_WORK INSTRUCTIONS_: Your task is to print every entry below exactly as given.
Start of RECORDS FOR PROCESSING
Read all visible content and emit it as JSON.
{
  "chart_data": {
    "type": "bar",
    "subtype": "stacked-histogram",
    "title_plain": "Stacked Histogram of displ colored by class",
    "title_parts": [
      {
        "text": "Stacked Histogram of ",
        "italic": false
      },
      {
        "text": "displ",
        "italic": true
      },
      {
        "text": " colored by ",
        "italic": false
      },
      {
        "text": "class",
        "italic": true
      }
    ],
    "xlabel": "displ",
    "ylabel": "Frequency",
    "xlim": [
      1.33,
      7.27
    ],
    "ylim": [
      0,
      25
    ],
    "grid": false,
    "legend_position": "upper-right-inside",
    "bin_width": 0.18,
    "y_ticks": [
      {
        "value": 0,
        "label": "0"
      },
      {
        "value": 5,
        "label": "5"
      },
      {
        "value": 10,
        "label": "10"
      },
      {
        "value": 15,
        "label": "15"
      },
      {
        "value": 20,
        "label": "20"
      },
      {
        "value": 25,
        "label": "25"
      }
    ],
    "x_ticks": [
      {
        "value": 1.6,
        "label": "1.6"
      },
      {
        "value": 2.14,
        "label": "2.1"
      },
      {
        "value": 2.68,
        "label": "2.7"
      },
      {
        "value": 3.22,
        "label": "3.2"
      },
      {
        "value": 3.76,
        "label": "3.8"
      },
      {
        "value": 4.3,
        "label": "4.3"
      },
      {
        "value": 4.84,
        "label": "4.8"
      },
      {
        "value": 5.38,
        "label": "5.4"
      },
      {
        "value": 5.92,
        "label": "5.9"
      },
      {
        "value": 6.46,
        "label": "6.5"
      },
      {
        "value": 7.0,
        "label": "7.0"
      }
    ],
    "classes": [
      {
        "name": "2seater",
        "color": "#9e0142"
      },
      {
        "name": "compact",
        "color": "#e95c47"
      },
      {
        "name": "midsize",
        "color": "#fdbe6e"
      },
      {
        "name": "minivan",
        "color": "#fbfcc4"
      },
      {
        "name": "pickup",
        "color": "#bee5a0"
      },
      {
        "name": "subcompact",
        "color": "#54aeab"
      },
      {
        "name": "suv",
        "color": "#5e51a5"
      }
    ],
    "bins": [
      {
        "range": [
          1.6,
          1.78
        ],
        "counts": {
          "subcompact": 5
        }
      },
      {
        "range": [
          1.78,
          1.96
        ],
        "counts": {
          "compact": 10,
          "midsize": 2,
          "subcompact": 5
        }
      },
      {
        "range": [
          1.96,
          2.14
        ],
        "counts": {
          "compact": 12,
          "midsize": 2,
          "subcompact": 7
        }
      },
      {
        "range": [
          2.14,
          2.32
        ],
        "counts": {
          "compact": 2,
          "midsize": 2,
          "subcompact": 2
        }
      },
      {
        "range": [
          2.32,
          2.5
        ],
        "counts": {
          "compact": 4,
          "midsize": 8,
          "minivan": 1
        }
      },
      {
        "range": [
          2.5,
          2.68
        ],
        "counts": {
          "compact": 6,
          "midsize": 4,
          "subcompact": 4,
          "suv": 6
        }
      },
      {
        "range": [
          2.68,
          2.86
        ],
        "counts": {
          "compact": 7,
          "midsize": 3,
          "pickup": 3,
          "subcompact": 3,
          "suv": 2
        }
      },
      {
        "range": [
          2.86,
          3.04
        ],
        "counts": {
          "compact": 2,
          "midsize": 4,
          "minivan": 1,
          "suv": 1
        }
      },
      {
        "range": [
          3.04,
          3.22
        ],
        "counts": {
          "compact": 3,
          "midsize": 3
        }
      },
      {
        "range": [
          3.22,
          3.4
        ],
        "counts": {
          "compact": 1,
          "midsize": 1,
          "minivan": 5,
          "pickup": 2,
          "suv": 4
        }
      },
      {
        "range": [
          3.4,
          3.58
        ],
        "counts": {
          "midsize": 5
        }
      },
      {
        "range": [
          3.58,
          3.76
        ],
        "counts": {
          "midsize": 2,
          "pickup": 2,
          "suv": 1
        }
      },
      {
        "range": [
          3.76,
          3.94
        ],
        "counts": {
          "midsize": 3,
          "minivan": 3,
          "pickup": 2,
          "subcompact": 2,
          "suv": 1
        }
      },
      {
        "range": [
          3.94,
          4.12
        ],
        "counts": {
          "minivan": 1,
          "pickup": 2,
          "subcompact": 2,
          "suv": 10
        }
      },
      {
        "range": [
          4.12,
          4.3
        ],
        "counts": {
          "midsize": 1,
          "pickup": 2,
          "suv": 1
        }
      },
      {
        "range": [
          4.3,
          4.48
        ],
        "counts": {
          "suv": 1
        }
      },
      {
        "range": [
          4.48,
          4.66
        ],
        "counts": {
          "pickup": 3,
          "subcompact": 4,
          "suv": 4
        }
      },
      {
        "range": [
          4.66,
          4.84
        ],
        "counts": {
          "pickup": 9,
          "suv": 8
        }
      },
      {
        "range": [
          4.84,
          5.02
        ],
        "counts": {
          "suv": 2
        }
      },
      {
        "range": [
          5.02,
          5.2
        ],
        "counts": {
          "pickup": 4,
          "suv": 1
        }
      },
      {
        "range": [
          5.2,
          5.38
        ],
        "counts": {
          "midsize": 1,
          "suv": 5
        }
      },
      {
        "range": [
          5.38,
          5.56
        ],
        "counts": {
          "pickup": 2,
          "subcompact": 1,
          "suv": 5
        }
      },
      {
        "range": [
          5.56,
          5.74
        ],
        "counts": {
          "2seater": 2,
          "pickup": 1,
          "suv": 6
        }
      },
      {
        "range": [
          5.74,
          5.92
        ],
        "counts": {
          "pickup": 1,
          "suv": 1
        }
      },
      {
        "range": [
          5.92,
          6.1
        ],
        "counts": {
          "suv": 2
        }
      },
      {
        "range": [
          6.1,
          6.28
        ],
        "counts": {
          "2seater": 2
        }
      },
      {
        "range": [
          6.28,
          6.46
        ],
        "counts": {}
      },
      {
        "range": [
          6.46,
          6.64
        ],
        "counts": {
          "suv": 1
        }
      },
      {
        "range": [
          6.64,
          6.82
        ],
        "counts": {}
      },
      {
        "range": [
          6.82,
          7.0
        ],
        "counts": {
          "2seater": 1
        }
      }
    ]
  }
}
End of RECORDS FOR PROCESSING
_SOLUTION TO THE PROBLEM_:
Read all visible content and emit it as JSON.
{
  "chart_data": {
    "type": "bar",
    "subtype": "stacked-histogram",
    "title_plain": "Stacked Histogram of displ colored by class",
    "title_parts": [
      {
        "text": "Stacked Histogram of ",
        "italic": false
      },
      {
        "text": "displ",
        "italic": true
      },
      {
        "text": " colored by ",
        "italic": false
      },
      {
        "text": "class",
        "italic": true
      }
    ],
    "xlabel": "displ",
    "ylabel": "Frequency",
    "xlim": [
      1.33,
      7.27
    ],
    "ylim": [
      0,
      25
    ],
    "grid": false,
    "legend_position": "upper-right-inside",
    "bin_width": 0.18,
    "y_ticks": [
      {
        "value": 0,
        "label": "0"
      },
      {
        "value": 5,
        "label": "5"
      },
      {
        "value": 10,
        "label": "10"
      },
      {
        "value": 15,
        "label": "15"
      },
      {
        "value": 20,
        "label": "20"
      },
      {
        "value": 25,
        "label": "25"
      }
    ],
    "x_ticks": [
      {
        "value": 1.6,
        "label": "1.6"
      },
      {
        "value": 2.14,
        "label": "2.1"
      },
      {
        "value": 2.68,
        "label": "2.7"
      },
      {
        "value": 3.22,
        "label": "3.2"
      },
      {
        "value": 3.76,
        "label": "3.8"
      },
      {
        "value": 4.3,
        "label": "4.3"
      },
      {
        "value": 4.84,
        "label": "4.8"
      },
      {
        "value": 5.38,
        "label": "5.4"
      },
      {
        "value": 5.92,
        "label": "5.9"
      },
      {
        "value": 6.46,
        "label": "6.5"
      },
      {
        "value": 7.0,
        "label": "7.0"
      }
    ],
    "classes": [
      {
        "name": "2seater",
        "color": "#9e0142"
      },
      {
        "name": "compact",
        "color": "#e95c47"
      },
      {
        "name": "midsize",
        "color": "#fdbe6e"
      },
      {
        "name": "minivan",
        "color": "#fbfcc4"
      },
      {
        "name": "pickup",
        "color": "#bee5a0"
      },
      {
        "name": "subcompact",
        "color": "#54aeab"
      },
      {
        "name": "suv",
        "color": "#5e51a5"
      }
    ],
    "bins": [
      {
        "range": [
          1.6,
          1.78
        ],
        "counts": {
          "subcompact": 5
        }
      },
      {
        "range": [
          1.78,
          1.96
        ],
        "counts": {
          "compact": 10,
          "midsize": 2,
          "subcompact": 5
        }
      },
      {
        "range": [
          1.96,
          2.14
        ],
        "counts": {
          "compact": 12,
          "midsize": 2,
          "subcompact": 7
        }
      },
      {
        "range": [
          2.14,
          2.32
        ],
        "counts": {
          "compact": 2,
          "midsize": 2,
          "subcompact": 2
        }
      },
      {
        "range": [
          2.32,
          2.5
        ],
        "counts": {
          "compact": 4,
          "midsize": 8,
          "minivan": 1
        }
      },
      {
        "range": [
          2.5,
          2.68
        ],
        "counts": {
          "compact": 6,
          "midsize": 4,
          "subcompact": 4,
          "suv": 6
        }
      },
      {
        "range": [
          2.68,
          2.86
        ],
        "counts": {
          "compact": 7,
          "midsize": 3,
          "pickup": 3,
          "subcompact": 3,
          "suv": 2
        }
      },
      {
        "range": [
          2.86,
          3.04
        ],
        "counts": {
          "compact": 2,
          "midsize": 4,
          "minivan": 1,
          "suv": 1
        }
      },
      {
        "range": [
          3.04,
          3.22
        ],
        "counts": {
          "compact": 3,
          "midsize": 3
        }
      },
      {
        "range": [
          3.22,
          3.4
        ],
        "counts": {
          "compact": 1,
          "midsize": 1,
          "minivan": 5,
          "pickup": 2,
          "suv": 4
        }
      },
      {
        "range": [
          3.4,
          3.58
        ],
        "counts": {
          "midsize": 5
        }
      },
      {
        "range": [
          3.58,
          3.76
        ],
        "counts": {
          "midsize": 2,
          "pickup": 2,
          "suv": 1
        }
      },
      {
        "range": [
          3.76,
          3.94
        ],
        "counts": {
          "midsize": 3,
          "minivan": 3,
          "pickup": 2,
          "subcompact": 2,
          "suv": 1
        }
      },
      {
        "range": [
          3.94,
          4.12
        ],
        "counts": {
          "minivan": 1,
          "pickup": 2,
          "subcompact": 2,
          "suv": 10
        }
      },
      {
        "range": [
          4.12,
          4.3
        ],
        "counts": {
          "midsize": 1,
          "pickup": 2,
          "suv": 1
        }
      },
      {
        "range": [
          4.3,
          4.48
        ],
        "counts": {
          "suv": 1
        }
      },
      {
        "range": [
          4.48,
          4.66
        ],
        "counts": {
          "pickup": 3,
          "subcompact": 4,
          "suv": 4
        }
      },
      {
        "range": [
          4.66,
          4.84
        ],
        "counts": {
          "pickup": 9,
          "suv": 8
        }
      },
      {
        "range": [
          4.84,
          5.02
        ],
        "counts": {
          "suv": 2
        }
      },
      {
        "range": [
          5.02,
          5.2
        ],
        "counts": {
          "pickup": 4,
          "suv": 1
        }
      },
      {
        "range": [
          5.2,
          5.38
        ],
        "counts": {
          "midsize": 1,
          "suv": 5
        }
      },
      {
        "range": [
          5.38,
          5.56
        ],
        "counts": {
          "pickup": 2,
          "subcompact": 1,
          "suv": 5
        }
      },
      {
        "range": [
          5.56,
          5.74
        ],
        "counts": {
          "2seater": 2,
          "pickup": 1,
          "suv": 6
        }
      },
      {
        "range": [
          5.74,
          5.92
        ],
        "counts": {
          "pickup": 1,
          "suv": 1
        }
      },
      {
        "range": [
          5.92,
          6.1
        ],
        "counts": {
          "suv": 2
        }
      },
      {
        "range": [
          6.1,
          6.28
        ],
        "counts": {
          "2seater": 2
        }
      },
      {
        "range": [
          6.28,
          6.46
        ],
        "counts": {}
      },
      {
        "range": [
          6.46,
          6.64
        ],
        "counts": {
          "suv": 1
        }
      },
      {
        "range": [
          6.64,
          6.82
        ],
        "counts": {}
      },
      {
        "range": [
          6.82,
          7.0
        ],
        "counts": {
          "2seater": 1
        }
      }
    ]
  }
}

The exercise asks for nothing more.